++++ DATA SECTION

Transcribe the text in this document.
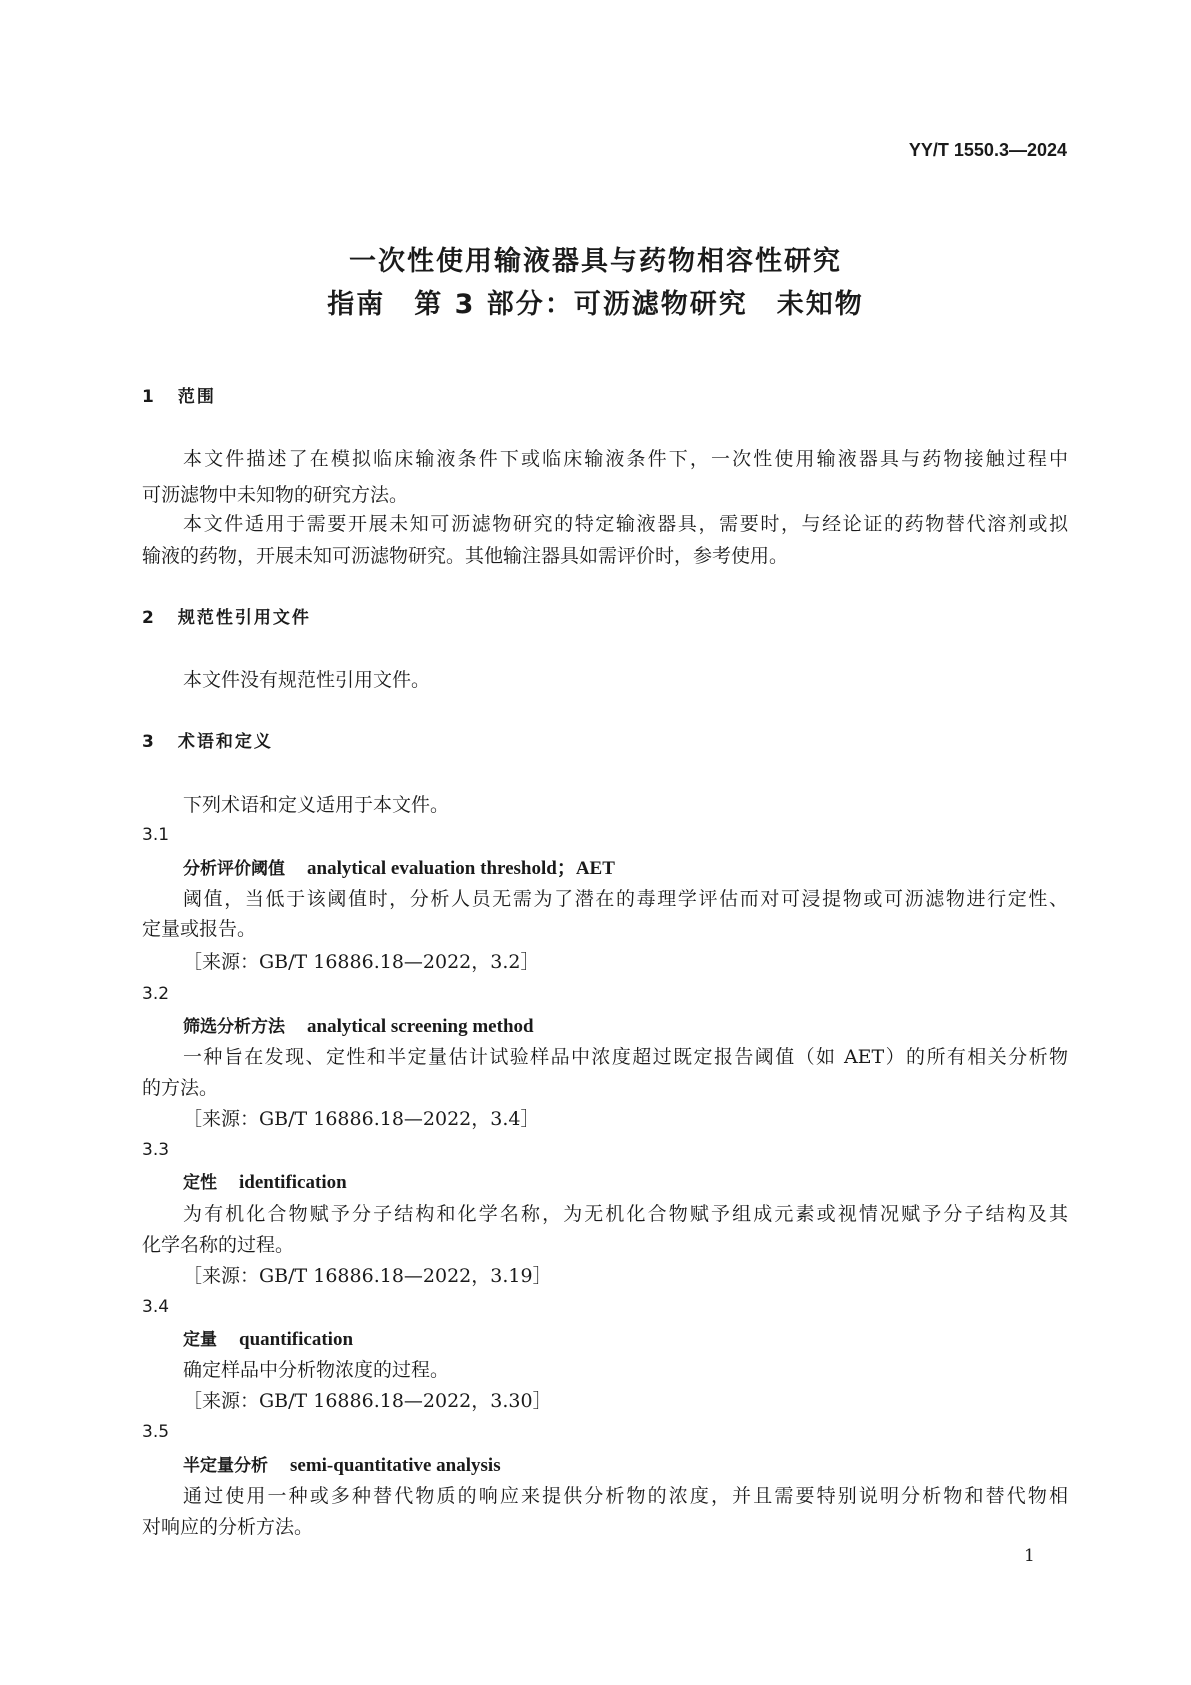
YY/T 1550.3—2024
一次性使用输液器具与药物相容性研究
指南　第 3 部分：可沥滤物研究　未知物
1 范围
本文件描述了在模拟临床输液条件下或临床输液条件下，一次性使用输液器具与药物接触过程中
可沥滤物中未知物的研究方法。
本文件适用于需要开展未知可沥滤物研究的特定输液器具，需要时，与经论证的药物替代溶剂或拟
输液的药物，开展未知可沥滤物研究。其他输注器具如需评价时，参考使用。
2 规范性引用文件
本文件没有规范性引用文件。
3 术语和定义
下列术语和定义适用于本文件。
3.1
分析评价阈值 analytical evaluation threshold；AET
阈值，当低于该阈值时，分析人员无需为了潜在的毒理学评估而对可浸提物或可沥滤物进行定性、
定量或报告。
［来源：GB/T 16886.18—2022，3.2］
3.2
筛选分析方法 analytical screening method
一种旨在发现、定性和半定量估计试验样品中浓度超过既定报告阈值（如 AET）的所有相关分析物
的方法。
［来源：GB/T 16886.18—2022，3.4］
3.3
定性 identification
为有机化合物赋予分子结构和化学名称，为无机化合物赋予组成元素或视情况赋予分子结构及其
化学名称的过程。
［来源：GB/T 16886.18—2022，3.19］
3.4
定量 quantification
确定样品中分析物浓度的过程。
［来源：GB/T 16886.18—2022，3.30］
3.5
半定量分析 semi-quantitative analysis
通过使用一种或多种替代物质的响应来提供分析物的浓度，并且需要特别说明分析物和替代物相
对响应的分析方法。
1
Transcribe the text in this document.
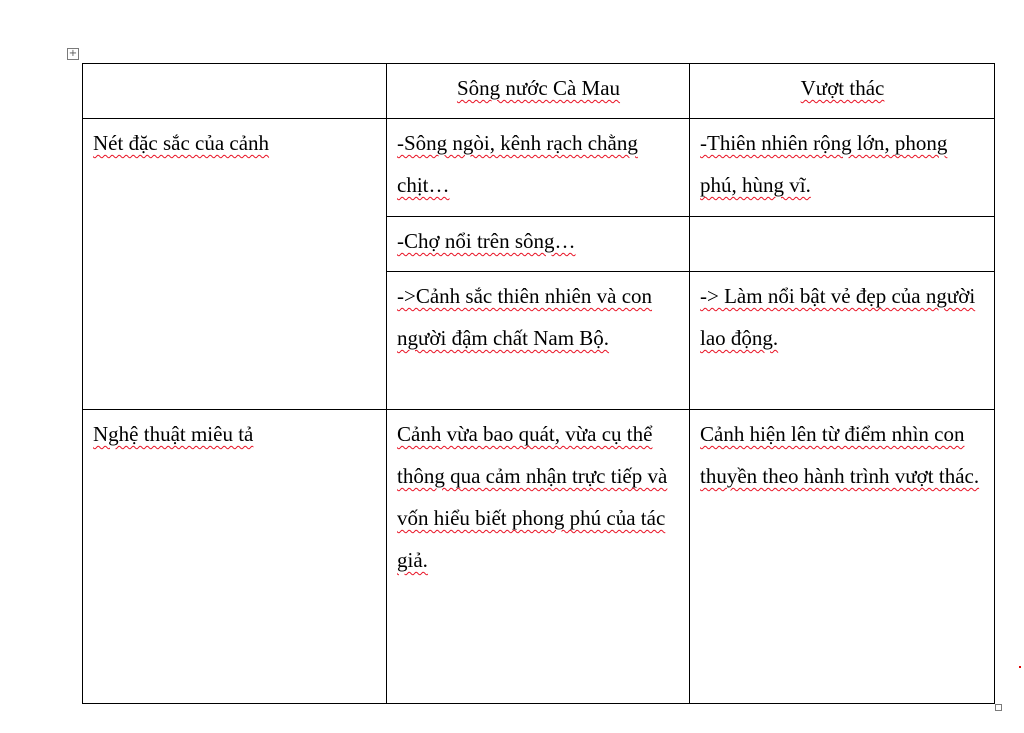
+
	Sông nước Cà Mau	Vượt thác
Nét đặc sắc của cảnh	-Sông ngòi, kênh rạch chằng chịt…	-Thiên nhiên rộng lớn, phong phú, hùng vĩ.
	-Chợ nổi trên sông…	
	->Cảnh sắc thiên nhiên và con người đậm chất Nam Bộ.	-> Làm nổi bật vẻ đẹp của người lao động.
Nghệ thuật miêu tả	Cảnh vừa bao quát, vừa cụ thể thông qua cảm nhận trực tiếp và vốn hiểu biết phong phú của tác giả.	Cảnh hiện lên từ điểm nhìn con thuyền theo hành trình vượt thác.
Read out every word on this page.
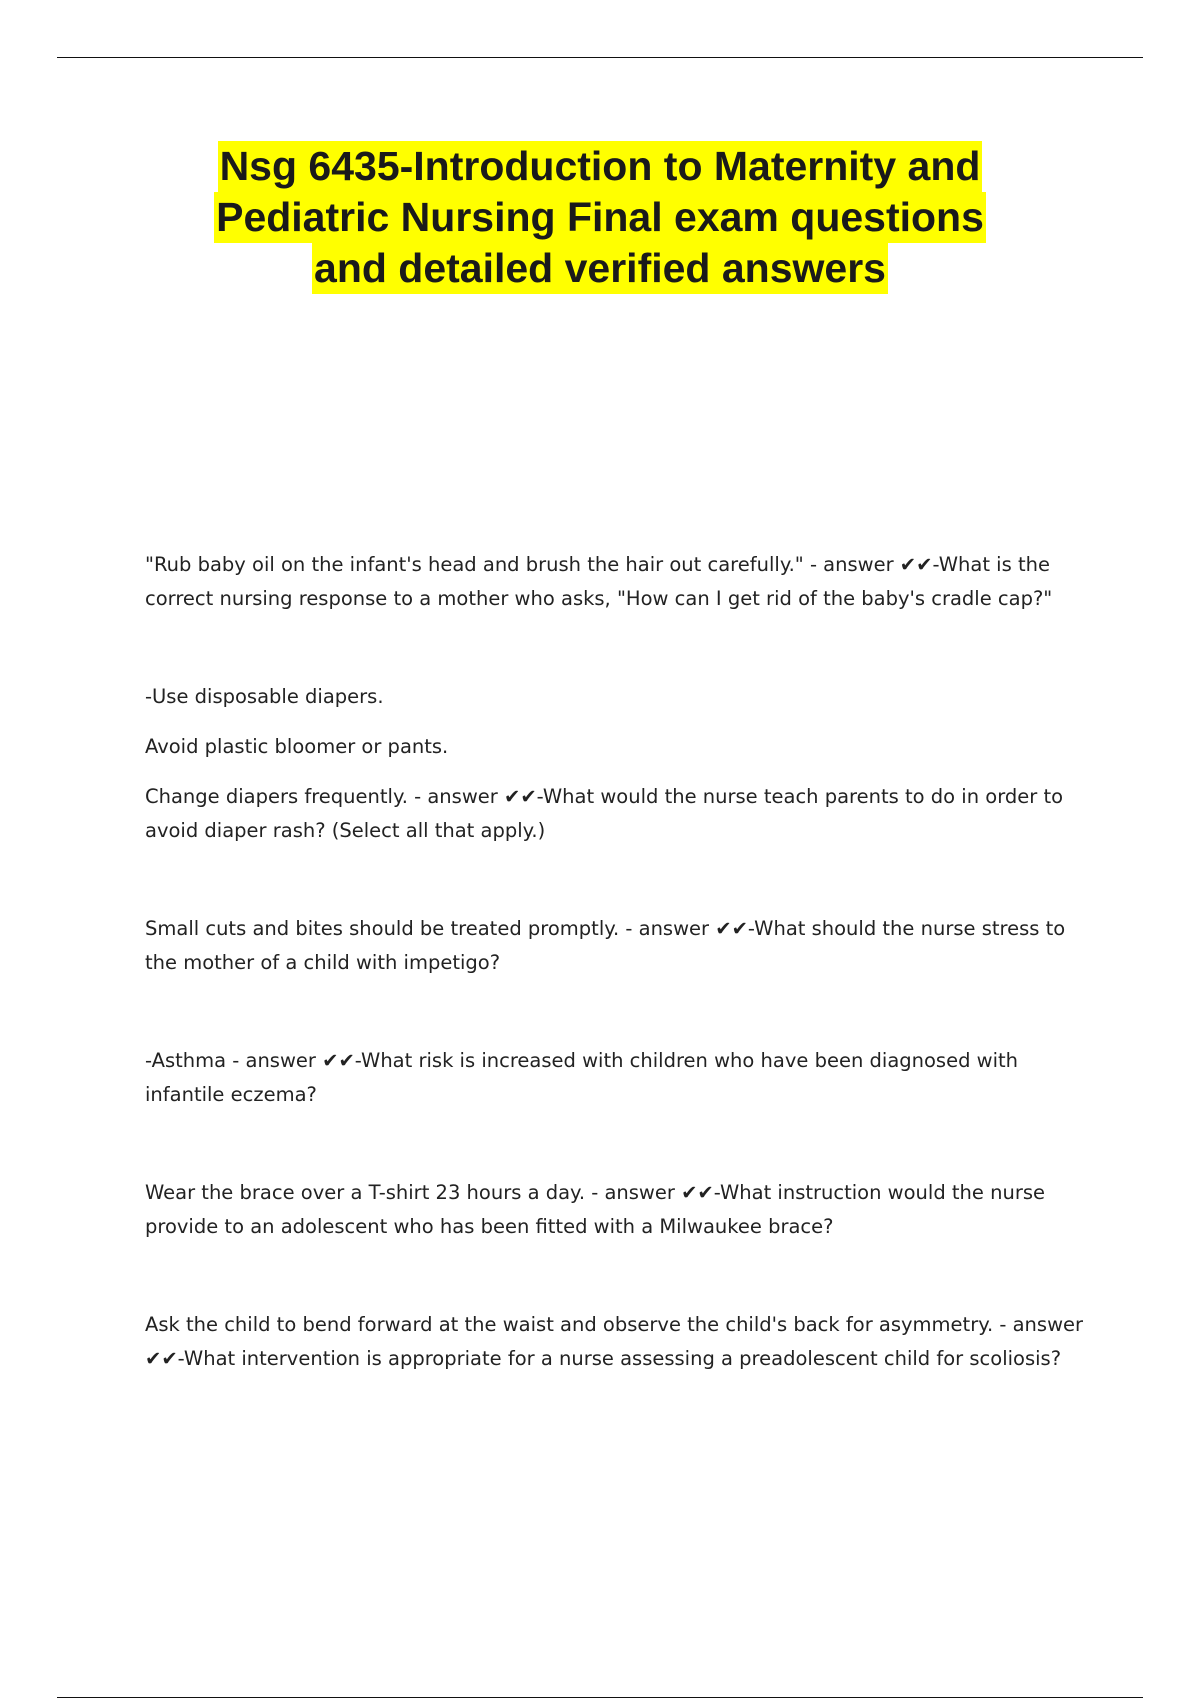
Nsg 6435-Introduction to Maternity and
Pediatric Nursing Final exam questions
and detailed verified answers
"Rub baby oil on the infant's head and brush the hair out carefully." - answer ✔✔-What is the
correct nursing response to a mother who asks, "How can I get rid of the baby's cradle cap?"
-Use disposable diapers.
Avoid plastic bloomer or pants.
Change diapers frequently. - answer ✔✔-What would the nurse teach parents to do in order to
avoid diaper rash? (Select all that apply.)
Small cuts and bites should be treated promptly. - answer ✔✔-What should the nurse stress to
the mother of a child with impetigo?
-Asthma - answer ✔✔-What risk is increased with children who have been diagnosed with
infantile eczema?
Wear the brace over a T-shirt 23 hours a day. - answer ✔✔-What instruction would the nurse
provide to an adolescent who has been fitted with a Milwaukee brace?
Ask the child to bend forward at the waist and observe the child's back for asymmetry. - answer
✔✔-What intervention is appropriate for a nurse assessing a preadolescent child for scoliosis?
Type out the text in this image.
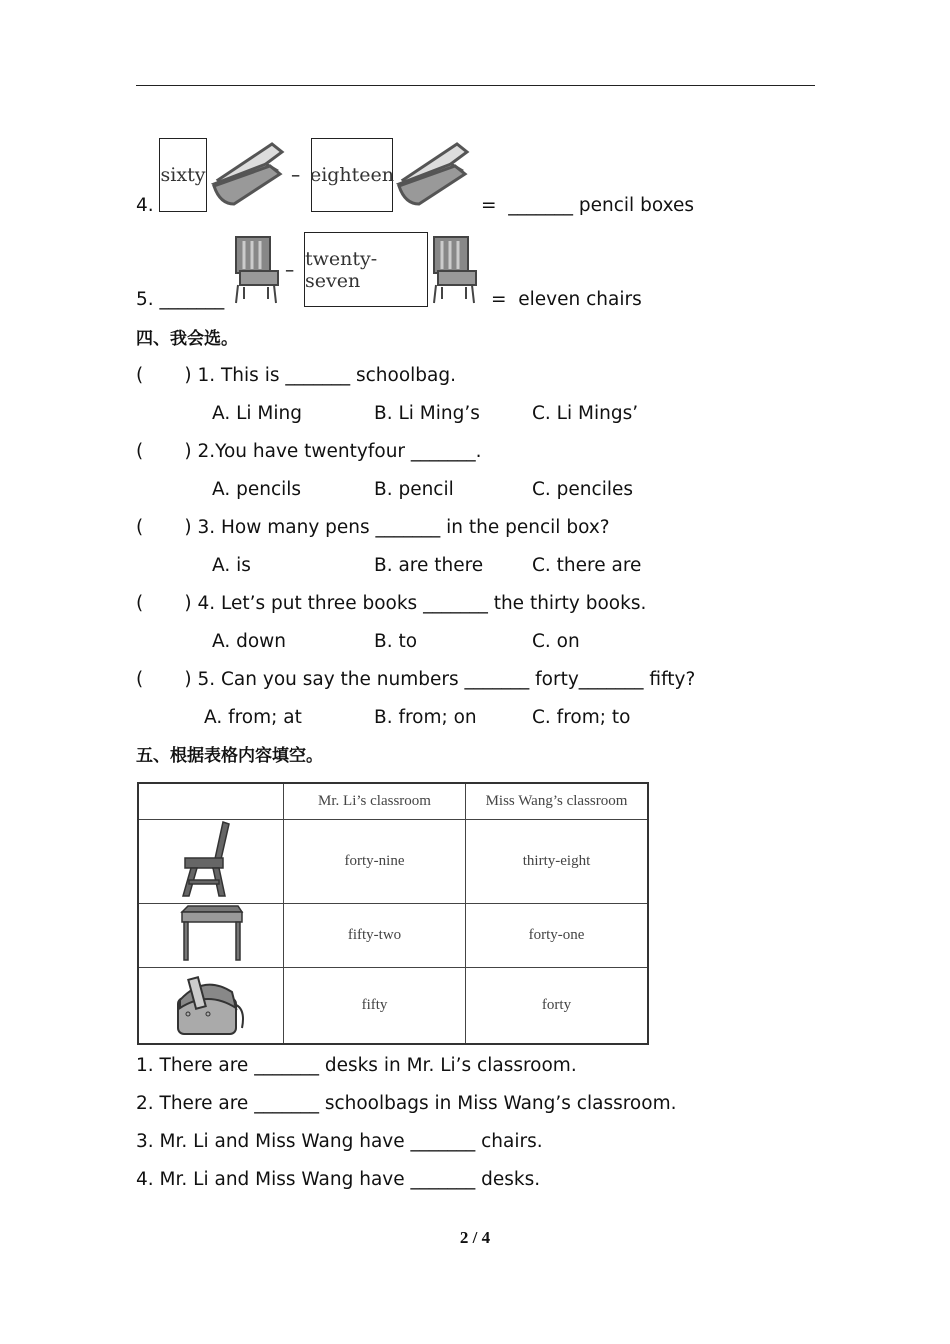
4.
sixty	– eighteen
=  _______ pencil boxes
5. _______
–
twenty-seven
=  eleven chairs
四、我会选。
(       ) 1. This is _______ schoolbag.
A. Li Ming	B. Li Ming’s	C. Li Mings’
(       ) 2.You have twentyfour _______.
A. pencils	B. pencil	C. penciles
(       ) 3. How many pens _______ in the pencil box?
A. is	B. are there	C. there are
(       ) 4. Let’s put three books _______ the thirty books.
A. down	B. to	C. on
(       ) 5. Can you say the numbers _______ forty_______ fifty?
A. from; at	B. from; on	C. from; to
五、根据表格内容填空。
	Mr. Li’s classroom	Miss Wang’s classroom
	forty-nine	thirty-eight
	fifty-two	forty-one
	fifty	forty
1. There are _______ desks in Mr. Li’s classroom.
2. There are _______ schoolbags in Miss Wang’s classroom.
3. Mr. Li and Miss Wang have _______ chairs.
4. Mr. Li and Miss Wang have _______ desks.
2 / 4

++++++++

[GOAL] From the records, copy every line that has the string "chairs" in it.

[FINAL RESULT]
=  eleven chairs
3. Mr. Li and Miss Wang have _______ chairs.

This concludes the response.